_Stated task_
Reproduce every entry exactly.

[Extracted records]
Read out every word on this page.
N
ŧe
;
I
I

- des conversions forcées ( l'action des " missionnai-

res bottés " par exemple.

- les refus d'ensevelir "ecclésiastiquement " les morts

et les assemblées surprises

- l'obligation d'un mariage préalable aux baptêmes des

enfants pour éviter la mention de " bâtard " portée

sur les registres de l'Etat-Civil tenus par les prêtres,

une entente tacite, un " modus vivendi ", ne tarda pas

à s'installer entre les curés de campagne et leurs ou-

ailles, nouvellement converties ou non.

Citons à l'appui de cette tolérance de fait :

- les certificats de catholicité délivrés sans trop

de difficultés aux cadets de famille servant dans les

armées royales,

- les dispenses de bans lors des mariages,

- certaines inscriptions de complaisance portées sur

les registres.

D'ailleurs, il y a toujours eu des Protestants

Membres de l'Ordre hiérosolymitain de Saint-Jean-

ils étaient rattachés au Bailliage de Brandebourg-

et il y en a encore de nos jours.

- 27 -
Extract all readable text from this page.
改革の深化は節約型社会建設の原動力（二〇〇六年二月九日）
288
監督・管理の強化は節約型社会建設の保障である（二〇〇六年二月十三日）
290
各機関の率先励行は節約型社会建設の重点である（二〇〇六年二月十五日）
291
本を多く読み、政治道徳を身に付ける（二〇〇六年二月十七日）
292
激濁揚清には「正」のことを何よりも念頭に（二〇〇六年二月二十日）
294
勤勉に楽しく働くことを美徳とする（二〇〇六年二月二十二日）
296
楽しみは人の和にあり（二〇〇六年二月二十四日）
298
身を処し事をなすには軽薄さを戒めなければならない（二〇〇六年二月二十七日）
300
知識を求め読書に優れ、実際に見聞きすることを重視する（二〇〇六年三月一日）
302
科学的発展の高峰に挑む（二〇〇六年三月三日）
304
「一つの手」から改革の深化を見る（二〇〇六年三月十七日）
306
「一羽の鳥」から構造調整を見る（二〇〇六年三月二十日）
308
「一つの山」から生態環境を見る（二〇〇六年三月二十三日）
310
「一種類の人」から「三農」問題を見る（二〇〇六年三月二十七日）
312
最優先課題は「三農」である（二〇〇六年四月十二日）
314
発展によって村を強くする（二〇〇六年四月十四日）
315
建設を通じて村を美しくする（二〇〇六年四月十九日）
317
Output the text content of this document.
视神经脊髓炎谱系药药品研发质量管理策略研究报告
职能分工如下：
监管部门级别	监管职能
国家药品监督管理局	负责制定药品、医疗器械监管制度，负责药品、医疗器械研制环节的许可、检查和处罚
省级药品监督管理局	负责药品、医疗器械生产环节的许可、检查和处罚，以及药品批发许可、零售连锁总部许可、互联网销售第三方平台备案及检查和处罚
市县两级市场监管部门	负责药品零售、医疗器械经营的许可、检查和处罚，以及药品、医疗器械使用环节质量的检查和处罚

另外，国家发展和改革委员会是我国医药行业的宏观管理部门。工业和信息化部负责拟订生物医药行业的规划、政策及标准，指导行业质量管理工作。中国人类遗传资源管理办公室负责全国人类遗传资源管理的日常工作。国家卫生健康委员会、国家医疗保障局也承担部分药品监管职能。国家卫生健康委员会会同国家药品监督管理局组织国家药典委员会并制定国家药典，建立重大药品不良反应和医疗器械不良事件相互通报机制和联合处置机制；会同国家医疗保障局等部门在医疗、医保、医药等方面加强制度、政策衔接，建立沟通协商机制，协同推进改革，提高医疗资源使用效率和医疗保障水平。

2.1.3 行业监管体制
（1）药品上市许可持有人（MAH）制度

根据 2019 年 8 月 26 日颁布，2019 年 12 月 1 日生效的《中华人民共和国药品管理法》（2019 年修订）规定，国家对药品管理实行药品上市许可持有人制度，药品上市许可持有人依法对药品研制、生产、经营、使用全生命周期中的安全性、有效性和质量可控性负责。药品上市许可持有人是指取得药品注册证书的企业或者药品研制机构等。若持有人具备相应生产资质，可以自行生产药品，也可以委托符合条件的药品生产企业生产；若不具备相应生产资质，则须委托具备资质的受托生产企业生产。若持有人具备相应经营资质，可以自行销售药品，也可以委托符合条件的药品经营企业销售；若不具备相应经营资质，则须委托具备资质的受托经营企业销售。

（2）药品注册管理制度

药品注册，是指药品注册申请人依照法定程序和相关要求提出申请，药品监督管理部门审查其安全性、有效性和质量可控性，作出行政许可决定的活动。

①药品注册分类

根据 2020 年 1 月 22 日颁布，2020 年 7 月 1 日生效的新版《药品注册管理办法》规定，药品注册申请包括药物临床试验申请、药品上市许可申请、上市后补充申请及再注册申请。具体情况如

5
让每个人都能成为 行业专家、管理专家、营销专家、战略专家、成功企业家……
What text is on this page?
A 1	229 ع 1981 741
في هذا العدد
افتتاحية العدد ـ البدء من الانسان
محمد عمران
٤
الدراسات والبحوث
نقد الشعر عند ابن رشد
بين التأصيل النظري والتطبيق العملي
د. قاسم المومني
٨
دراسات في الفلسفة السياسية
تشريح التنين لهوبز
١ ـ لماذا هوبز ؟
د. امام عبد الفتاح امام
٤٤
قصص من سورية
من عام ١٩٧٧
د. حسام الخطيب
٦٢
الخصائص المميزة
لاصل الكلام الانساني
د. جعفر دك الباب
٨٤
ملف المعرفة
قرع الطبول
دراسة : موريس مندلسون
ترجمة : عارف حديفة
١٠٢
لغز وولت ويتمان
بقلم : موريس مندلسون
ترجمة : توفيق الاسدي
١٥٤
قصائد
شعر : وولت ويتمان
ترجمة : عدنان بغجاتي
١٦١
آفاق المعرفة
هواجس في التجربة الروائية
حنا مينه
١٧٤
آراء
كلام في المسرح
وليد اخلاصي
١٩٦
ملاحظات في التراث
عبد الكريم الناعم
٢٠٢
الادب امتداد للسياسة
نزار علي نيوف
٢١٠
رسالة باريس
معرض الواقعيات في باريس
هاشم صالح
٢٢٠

_Finished exercise_
Read out every word on this page.
N
ŧe
;
I
I

- des conversions forcées ( l'action des " missionnai-

res bottés " par exemple.

- les refus d'ensevelir "ecclésiastiquement " les morts

et les assemblées surprises

- l'obligation d'un mariage préalable aux baptêmes des

enfants pour éviter la mention de " bâtard " portée

sur les registres de l'Etat-Civil tenus par les prêtres,

une entente tacite, un " modus vivendi ", ne tarda pas

à s'installer entre les curés de campagne et leurs ou-

ailles, nouvellement converties ou non.

Citons à l'appui de cette tolérance de fait :

- les certificats de catholicité délivrés sans trop

de difficultés aux cadets de famille servant dans les

armées royales,

- les dispenses de bans lors des mariages,

- certaines inscriptions de complaisance portées sur

les registres.

D'ailleurs, il y a toujours eu des Protestants

Membres de l'Ordre hiérosolymitain de Saint-Jean-

ils étaient rattachés au Bailliage de Brandebourg-

et il y en a encore de nos jours.

- 27 -
Extract all readable text from this page.
改革の深化は節約型社会建設の原動力（二〇〇六年二月九日）
288
監督・管理の強化は節約型社会建設の保障である（二〇〇六年二月十三日）
290
各機関の率先励行は節約型社会建設の重点である（二〇〇六年二月十五日）
291
本を多く読み、政治道徳を身に付ける（二〇〇六年二月十七日）
292
激濁揚清には「正」のことを何よりも念頭に（二〇〇六年二月二十日）
294
勤勉に楽しく働くことを美徳とする（二〇〇六年二月二十二日）
296
楽しみは人の和にあり（二〇〇六年二月二十四日）
298
身を処し事をなすには軽薄さを戒めなければならない（二〇〇六年二月二十七日）
300
知識を求め読書に優れ、実際に見聞きすることを重視する（二〇〇六年三月一日）
302
科学的発展の高峰に挑む（二〇〇六年三月三日）
304
「一つの手」から改革の深化を見る（二〇〇六年三月十七日）
306
「一羽の鳥」から構造調整を見る（二〇〇六年三月二十日）
308
「一つの山」から生態環境を見る（二〇〇六年三月二十三日）
310
「一種類の人」から「三農」問題を見る（二〇〇六年三月二十七日）
312
最優先課題は「三農」である（二〇〇六年四月十二日）
314
発展によって村を強くする（二〇〇六年四月十四日）
315
建設を通じて村を美しくする（二〇〇六年四月十九日）
317
Output the text content of this document.
视神经脊髓炎谱系药药品研发质量管理策略研究报告
职能分工如下：
监管部门级别	监管职能
国家药品监督管理局	负责制定药品、医疗器械监管制度，负责药品、医疗器械研制环节的许可、检查和处罚
省级药品监督管理局	负责药品、医疗器械生产环节的许可、检查和处罚，以及药品批发许可、零售连锁总部许可、互联网销售第三方平台备案及检查和处罚
市县两级市场监管部门	负责药品零售、医疗器械经营的许可、检查和处罚，以及药品、医疗器械使用环节质量的检查和处罚

另外，国家发展和改革委员会是我国医药行业的宏观管理部门。工业和信息化部负责拟订生物医药行业的规划、政策及标准，指导行业质量管理工作。中国人类遗传资源管理办公室负责全国人类遗传资源管理的日常工作。国家卫生健康委员会、国家医疗保障局也承担部分药品监管职能。国家卫生健康委员会会同国家药品监督管理局组织国家药典委员会并制定国家药典，建立重大药品不良反应和医疗器械不良事件相互通报机制和联合处置机制；会同国家医疗保障局等部门在医疗、医保、医药等方面加强制度、政策衔接，建立沟通协商机制，协同推进改革，提高医疗资源使用效率和医疗保障水平。

2.1.3 行业监管体制
（1）药品上市许可持有人（MAH）制度

根据 2019 年 8 月 26 日颁布，2019 年 12 月 1 日生效的《中华人民共和国药品管理法》（2019 年修订）规定，国家对药品管理实行药品上市许可持有人制度，药品上市许可持有人依法对药品研制、生产、经营、使用全生命周期中的安全性、有效性和质量可控性负责。药品上市许可持有人是指取得药品注册证书的企业或者药品研制机构等。若持有人具备相应生产资质，可以自行生产药品，也可以委托符合条件的药品生产企业生产；若不具备相应生产资质，则须委托具备资质的受托生产企业生产。若持有人具备相应经营资质，可以自行销售药品，也可以委托符合条件的药品经营企业销售；若不具备相应经营资质，则须委托具备资质的受托经营企业销售。

（2）药品注册管理制度

药品注册，是指药品注册申请人依照法定程序和相关要求提出申请，药品监督管理部门审查其安全性、有效性和质量可控性，作出行政许可决定的活动。

①药品注册分类

根据 2020 年 1 月 22 日颁布，2020 年 7 月 1 日生效的新版《药品注册管理办法》规定，药品注册申请包括药物临床试验申请、药品上市许可申请、上市后补充申请及再注册申请。具体情况如

5
让每个人都能成为 行业专家、管理专家、营销专家、战略专家、成功企业家……
What text is on this page?
A 1	229 ع 1981 741
في هذا العدد
افتتاحية العدد ـ البدء من الانسان
محمد عمران
٤
الدراسات والبحوث
نقد الشعر عند ابن رشد
بين التأصيل النظري والتطبيق العملي
د. قاسم المومني
٨
دراسات في الفلسفة السياسية
تشريح التنين لهوبز
١ ـ لماذا هوبز ؟
د. امام عبد الفتاح امام
٤٤
قصص من سورية
من عام ١٩٧٧
د. حسام الخطيب
٦٢
الخصائص المميزة
لاصل الكلام الانساني
د. جعفر دك الباب
٨٤
ملف المعرفة
قرع الطبول
دراسة : موريس مندلسون
ترجمة : عارف حديفة
١٠٢
لغز وولت ويتمان
بقلم : موريس مندلسون
ترجمة : توفيق الاسدي
١٥٤
قصائد
شعر : وولت ويتمان
ترجمة : عدنان بغجاتي
١٦١
آفاق المعرفة
هواجس في التجربة الروائية
حنا مينه
١٧٤
آراء
كلام في المسرح
وليد اخلاصي
١٩٦
ملاحظات في التراث
عبد الكريم الناعم
٢٠٢
الادب امتداد للسياسة
نزار علي نيوف
٢١٠
رسالة باريس
معرض الواقعيات في باريس
هاشم صالح
٢٢٠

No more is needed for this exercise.